Raw records
———
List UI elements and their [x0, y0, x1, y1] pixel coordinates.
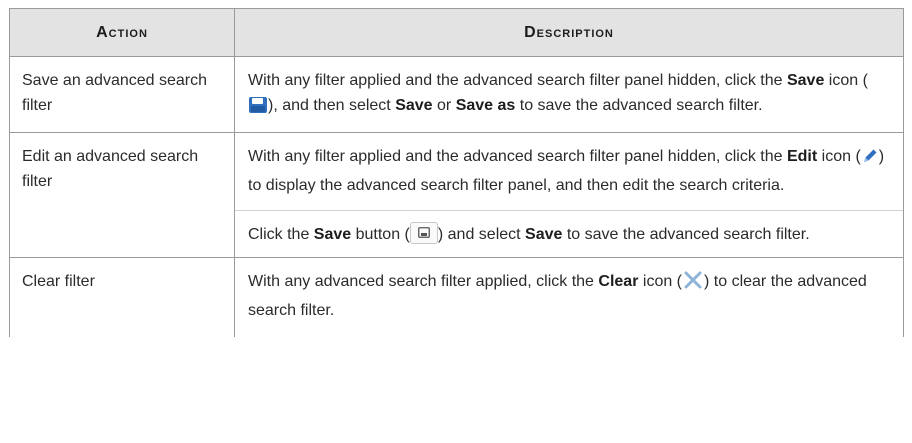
description-column-header: Description — [234, 8, 904, 57]
table-row: Clear filter With any advanced search fi… — [9, 257, 904, 337]
action-cell: Edit an advanced search filter — [9, 132, 235, 258]
description-cell: With any filter applied and the advanced… — [234, 56, 904, 133]
save-icon — [248, 96, 268, 122]
save-button-icon — [409, 222, 438, 244]
table-row: Edit an advanced search filter With any … — [9, 132, 904, 258]
description-text: With any filter applied and the advanced… — [248, 68, 887, 122]
description-cell: With any advanced search filter applied,… — [234, 257, 904, 337]
action-cell: Clear filter — [9, 257, 235, 337]
description-text: Click the Save button () and select Save… — [248, 222, 887, 247]
description-text: With any advanced search filter applied,… — [248, 269, 887, 323]
action-description-table: Action Description Save an advanced sear… — [9, 8, 904, 337]
action-column-header: Action — [9, 8, 235, 57]
close-icon — [682, 270, 704, 298]
description-text: With any filter applied and the advanced… — [248, 147, 885, 194]
description-separator — [235, 210, 903, 222]
table-row: Save an advanced search filter With any … — [9, 56, 904, 133]
description-cell: With any filter applied and the advanced… — [234, 132, 904, 258]
action-cell: Save an advanced search filter — [9, 56, 235, 133]
pencil-icon — [861, 147, 879, 173]
table-header-row: Action Description — [9, 8, 904, 57]
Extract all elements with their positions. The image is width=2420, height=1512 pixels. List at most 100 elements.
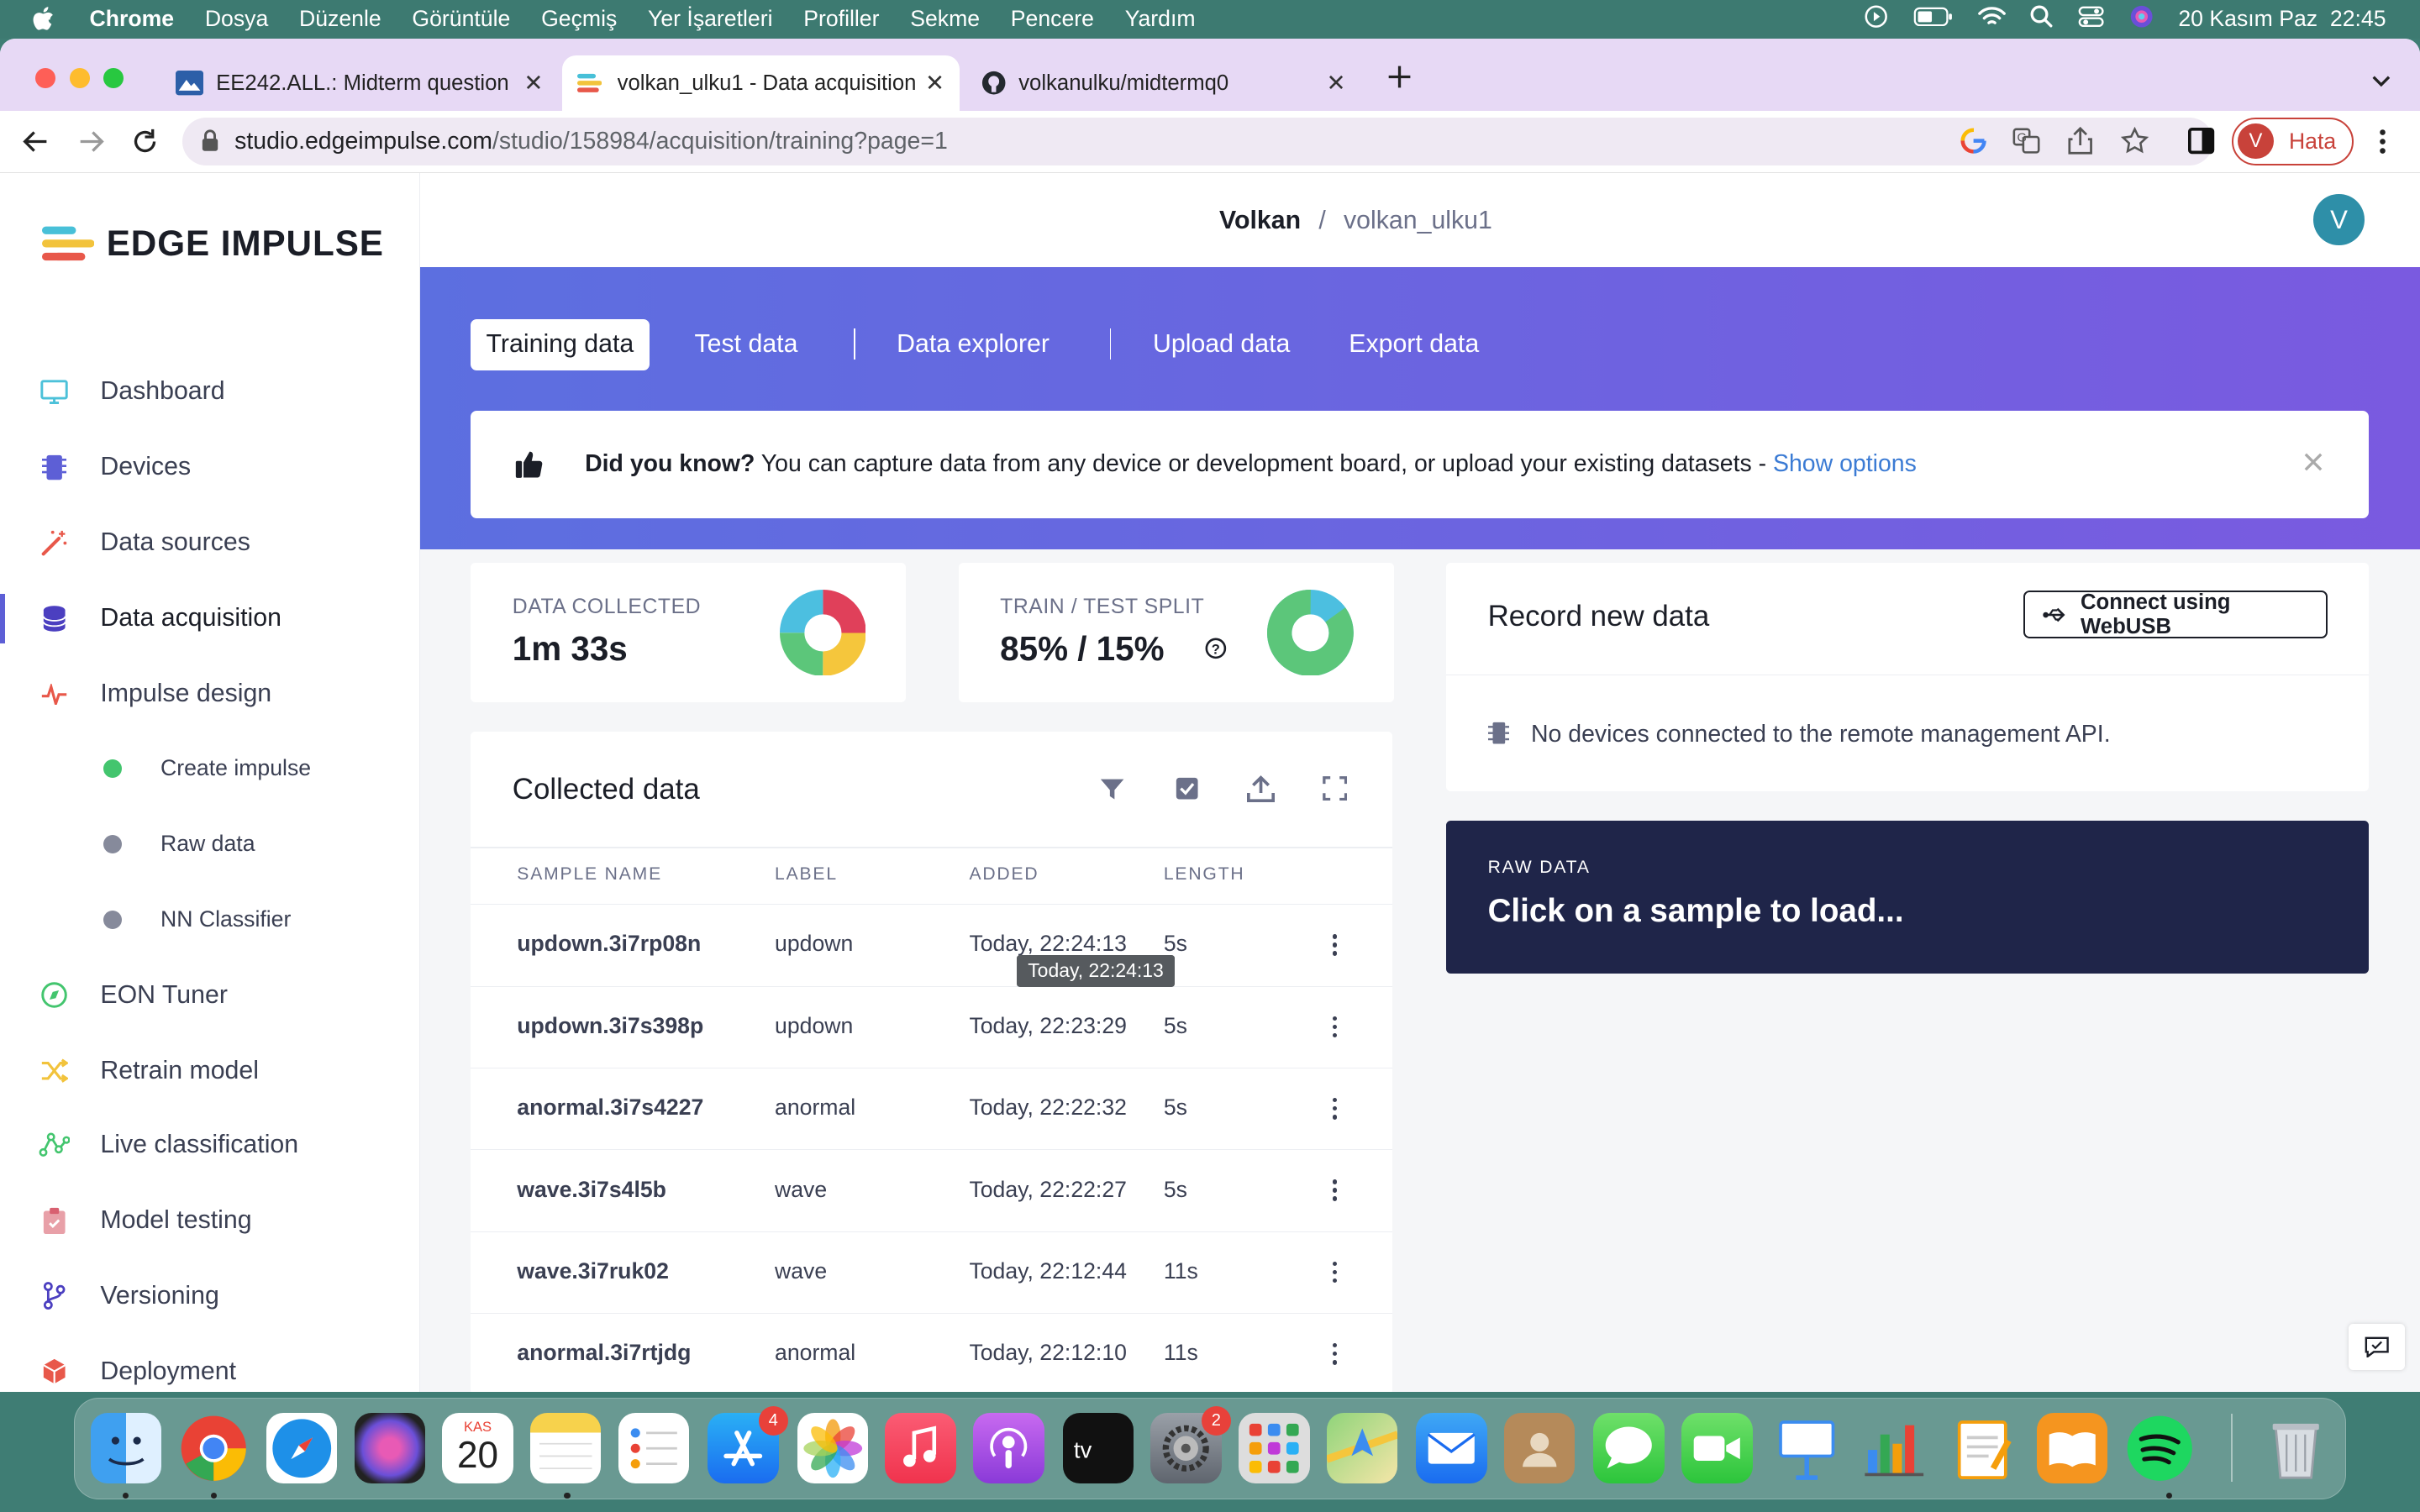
table-row[interactable]: anormal.3i7s4227 anormal Today, 22:22:32… bbox=[471, 1067, 1392, 1149]
sample-name[interactable]: anormal.3i7rtjdg bbox=[517, 1340, 691, 1366]
row-menu-icon[interactable] bbox=[1328, 1011, 1343, 1042]
trash-icon[interactable] bbox=[2260, 1413, 2331, 1483]
maps-icon[interactable] bbox=[1325, 1412, 1399, 1484]
forward-icon[interactable] bbox=[77, 128, 105, 162]
row-menu-icon[interactable] bbox=[1328, 1257, 1343, 1288]
chrome-icon[interactable] bbox=[178, 1413, 249, 1483]
safari-icon[interactable] bbox=[266, 1412, 338, 1484]
filter-icon[interactable] bbox=[1099, 776, 1125, 809]
messages-icon[interactable] bbox=[1593, 1412, 1665, 1484]
column-header-sample-name[interactable]: SAMPLE NAME bbox=[517, 864, 662, 885]
share-icon[interactable] bbox=[2068, 126, 2093, 161]
menu-app-name[interactable]: Chrome bbox=[89, 6, 174, 32]
sidebar-item-raw-data[interactable]: Raw data bbox=[0, 813, 420, 874]
battery-icon[interactable] bbox=[1913, 6, 1954, 32]
select-checkbox-icon[interactable] bbox=[1175, 776, 1199, 807]
numbers-icon[interactable] bbox=[1859, 1413, 1929, 1483]
menu-edit[interactable]: Düzenle bbox=[299, 6, 381, 32]
reload-icon[interactable] bbox=[131, 128, 159, 162]
tab-upload-data[interactable]: Upload data bbox=[1138, 319, 1306, 370]
back-icon[interactable] bbox=[22, 128, 50, 162]
sample-name[interactable]: anormal.3i7s4227 bbox=[517, 1095, 703, 1121]
help-icon[interactable]: ? bbox=[1205, 638, 1227, 666]
expand-icon[interactable] bbox=[1323, 775, 1348, 807]
menu-history[interactable]: Geçmiş bbox=[541, 6, 617, 32]
browser-tab-github[interactable]: volkanulku/midtermq0 ✕ bbox=[963, 55, 1361, 111]
close-tip-icon[interactable] bbox=[2304, 450, 2323, 478]
logo[interactable]: EDGE IMPULSE bbox=[41, 223, 384, 264]
siri-icon[interactable] bbox=[2129, 4, 2154, 34]
google-icon[interactable] bbox=[1960, 128, 1986, 160]
column-header-label[interactable]: LABEL bbox=[775, 864, 838, 885]
table-row[interactable]: updown.3i7rp08n updown Today, 22:24:13 5… bbox=[471, 904, 1392, 985]
photos-icon[interactable] bbox=[797, 1412, 869, 1484]
launchpad-icon[interactable] bbox=[1239, 1412, 1310, 1484]
column-header-added[interactable]: ADDED bbox=[969, 864, 1039, 885]
sample-name[interactable]: wave.3i7ruk02 bbox=[517, 1258, 669, 1284]
sidebar-item-deployment[interactable]: Deployment bbox=[0, 1341, 420, 1392]
row-menu-icon[interactable] bbox=[1328, 1338, 1343, 1369]
tab-test-data[interactable]: Test data bbox=[679, 319, 813, 370]
menu-bookmarks[interactable]: Yer İşaretleri bbox=[648, 6, 772, 32]
translate-icon[interactable]: G bbox=[2012, 128, 2040, 160]
menu-datetime[interactable]: 20 Kasım Paz 22:45 bbox=[2178, 6, 2386, 32]
table-row[interactable]: wave.3i7ruk02 wave Today, 22:12:44 11s bbox=[471, 1231, 1392, 1313]
minimize-window-button[interactable] bbox=[69, 67, 90, 88]
table-row[interactable]: anormal.3i7rtjdg anormal Today, 22:12:10… bbox=[471, 1312, 1392, 1392]
profile-button[interactable]: V Hata bbox=[2231, 117, 2354, 165]
row-menu-icon[interactable] bbox=[1328, 1093, 1343, 1124]
close-tab-icon[interactable]: ✕ bbox=[523, 70, 543, 97]
app-store-icon[interactable]: 4 bbox=[708, 1406, 788, 1484]
tab-data-explorer[interactable]: Data explorer bbox=[881, 319, 1065, 370]
siri-app-icon[interactable] bbox=[354, 1412, 426, 1484]
notes-icon[interactable] bbox=[529, 1412, 602, 1484]
sidebar-item-impulse-design[interactable]: Impulse design bbox=[0, 664, 420, 725]
sidebar-item-dashboard[interactable]: Dashboard bbox=[0, 361, 420, 423]
sample-name[interactable]: updown.3i7s398p bbox=[517, 1013, 703, 1039]
connect-webusb-button[interactable]: Connect using WebUSB bbox=[2023, 591, 2328, 639]
sample-name[interactable]: wave.3i7s4l5b bbox=[517, 1177, 666, 1203]
menu-help[interactable]: Yardım bbox=[1125, 6, 1196, 32]
reminders-icon[interactable] bbox=[618, 1412, 690, 1484]
browser-tab-moodle[interactable]: EE242.ALL.: Midterm question ✕ bbox=[166, 55, 559, 111]
sidebar-item-nn-classifier[interactable]: NN Classifier bbox=[0, 889, 420, 950]
system-settings-icon[interactable]: 2 bbox=[1150, 1406, 1231, 1484]
sidebar-item-versioning[interactable]: Versioning bbox=[0, 1265, 420, 1326]
spotlight-search-icon[interactable] bbox=[2030, 5, 2054, 34]
tab-training-data[interactable]: Training data bbox=[471, 319, 650, 370]
row-menu-icon[interactable] bbox=[1328, 930, 1343, 961]
upload-icon[interactable] bbox=[1247, 774, 1276, 809]
table-row[interactable]: wave.3i7s4l5b wave Today, 22:22:27 5s bbox=[471, 1149, 1392, 1231]
sidebar-item-model-testing[interactable]: Model testing bbox=[0, 1189, 420, 1251]
close-tab-icon[interactable]: ✕ bbox=[925, 70, 944, 97]
new-tab-button[interactable] bbox=[1386, 63, 1413, 91]
spotify-icon[interactable] bbox=[2124, 1413, 2195, 1483]
row-menu-icon[interactable] bbox=[1328, 1175, 1343, 1206]
music-icon[interactable] bbox=[885, 1412, 956, 1484]
side-panel-icon[interactable] bbox=[2188, 128, 2215, 160]
menu-file[interactable]: Dosya bbox=[205, 6, 268, 32]
tab-export-data[interactable]: Export data bbox=[1334, 319, 1495, 370]
lock-icon[interactable] bbox=[201, 129, 219, 153]
apple-icon[interactable] bbox=[31, 6, 62, 32]
sample-name[interactable]: updown.3i7rp08n bbox=[517, 931, 701, 957]
user-avatar[interactable]: V bbox=[2313, 194, 2365, 245]
sidebar-item-data-sources[interactable]: Data sources bbox=[0, 512, 420, 574]
breadcrumb-user[interactable]: Volkan bbox=[1219, 207, 1301, 234]
apple-tv-icon[interactable]: tv bbox=[1062, 1412, 1134, 1484]
raw-data-panel[interactable]: RAW DATA Click on a sample to load... bbox=[1445, 821, 2370, 974]
feedback-icon[interactable] bbox=[2349, 1323, 2405, 1370]
play-status-icon[interactable] bbox=[1864, 4, 1888, 34]
books-icon[interactable] bbox=[2036, 1412, 2108, 1484]
finder-icon[interactable] bbox=[90, 1412, 161, 1484]
address-bar[interactable]: studio.edgeimpulse.com /studio/158984/ac… bbox=[182, 117, 2213, 165]
maximize-window-button[interactable] bbox=[103, 67, 124, 88]
contacts-icon[interactable] bbox=[1503, 1412, 1576, 1484]
sidebar-item-devices[interactable]: Devices bbox=[0, 437, 420, 498]
close-tab-icon[interactable]: ✕ bbox=[1327, 70, 1346, 97]
keynote-icon[interactable] bbox=[1771, 1413, 1842, 1483]
browser-tab-edge-impulse[interactable]: volkan_ulku1 - Data acquisition ✕ bbox=[561, 55, 960, 112]
show-options-link[interactable]: Show options bbox=[1773, 450, 1917, 478]
calendar-icon[interactable]: KAS 20 bbox=[442, 1412, 513, 1484]
tab-search-chevron-icon[interactable] bbox=[2370, 68, 2392, 97]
———
Your task >> Please quote the lines from the one containing "table-row[interactable]: anormal.3i7s4227 anormal" up to and including the one containing "select-checkbox-icon[interactable] bbox=[1175, 776, 1199, 807]".

Task answer >>
table-row[interactable]: anormal.3i7s4227 anormal Today, 22:22:32… bbox=[471, 1067, 1392, 1149]
sample-name[interactable]: anormal.3i7rtjdg bbox=[517, 1340, 691, 1366]
row-menu-icon[interactable] bbox=[1328, 1011, 1343, 1042]
trash-icon[interactable] bbox=[2260, 1413, 2331, 1483]
maps-icon[interactable] bbox=[1325, 1412, 1399, 1484]
forward-icon[interactable] bbox=[77, 128, 105, 162]
row-menu-icon[interactable] bbox=[1328, 1257, 1343, 1288]
chrome-icon[interactable] bbox=[178, 1413, 249, 1483]
safari-icon[interactable] bbox=[266, 1412, 338, 1484]
filter-icon[interactable] bbox=[1099, 776, 1125, 809]
messages-icon[interactable] bbox=[1593, 1412, 1665, 1484]
column-header-sample-name[interactable]: SAMPLE NAME bbox=[517, 864, 662, 885]
share-icon[interactable] bbox=[2068, 126, 2093, 161]
menu-app-name[interactable]: Chrome bbox=[89, 6, 174, 32]
sidebar-item-raw-data[interactable]: Raw data bbox=[0, 813, 420, 874]
battery-icon[interactable] bbox=[1913, 6, 1954, 32]
select-checkbox-icon[interactable] bbox=[1175, 776, 1199, 807]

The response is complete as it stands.